Aim of the task -
All of the entries need to be written out again, exactly as they are.

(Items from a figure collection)
- - - - - - -
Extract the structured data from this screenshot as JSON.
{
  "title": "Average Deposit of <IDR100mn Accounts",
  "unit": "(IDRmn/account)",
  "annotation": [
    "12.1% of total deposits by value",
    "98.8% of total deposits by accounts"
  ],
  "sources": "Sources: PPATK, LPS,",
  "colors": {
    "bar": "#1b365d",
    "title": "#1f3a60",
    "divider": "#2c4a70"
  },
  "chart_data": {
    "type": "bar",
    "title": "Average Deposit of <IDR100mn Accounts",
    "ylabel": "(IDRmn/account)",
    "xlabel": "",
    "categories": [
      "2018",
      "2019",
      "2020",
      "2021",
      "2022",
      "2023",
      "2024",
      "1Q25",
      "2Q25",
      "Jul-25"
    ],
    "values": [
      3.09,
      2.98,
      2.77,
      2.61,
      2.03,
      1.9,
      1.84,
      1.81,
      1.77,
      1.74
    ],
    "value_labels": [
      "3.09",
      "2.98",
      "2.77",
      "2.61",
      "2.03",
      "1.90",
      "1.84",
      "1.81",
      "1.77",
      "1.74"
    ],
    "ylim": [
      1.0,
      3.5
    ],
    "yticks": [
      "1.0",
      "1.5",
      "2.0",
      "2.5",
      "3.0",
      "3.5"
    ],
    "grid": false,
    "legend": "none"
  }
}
- - - - - - -
Result of the task -
Extract the structured data from this screenshot as JSON.
{
  "title": "Average Deposit of <IDR100mn Accounts",
  "unit": "(IDRmn/account)",
  "annotation": [
    "12.1% of total deposits by value",
    "98.8% of total deposits by accounts"
  ],
  "sources": "Sources: PPATK, LPS,",
  "colors": {
    "bar": "#1b365d",
    "title": "#1f3a60",
    "divider": "#2c4a70"
  },
  "chart_data": {
    "type": "bar",
    "title": "Average Deposit of <IDR100mn Accounts",
    "ylabel": "(IDRmn/account)",
    "xlabel": "",
    "categories": [
      "2018",
      "2019",
      "2020",
      "2021",
      "2022",
      "2023",
      "2024",
      "1Q25",
      "2Q25",
      "Jul-25"
    ],
    "values": [
      3.09,
      2.98,
      2.77,
      2.61,
      2.03,
      1.9,
      1.84,
      1.81,
      1.77,
      1.74
    ],
    "value_labels": [
      "3.09",
      "2.98",
      "2.77",
      "2.61",
      "2.03",
      "1.90",
      "1.84",
      "1.81",
      "1.77",
      "1.74"
    ],
    "ylim": [
      1.0,
      3.5
    ],
    "yticks": [
      "1.0",
      "1.5",
      "2.0",
      "2.5",
      "3.0",
      "3.5"
    ],
    "grid": false,
    "legend": "none"
  }
}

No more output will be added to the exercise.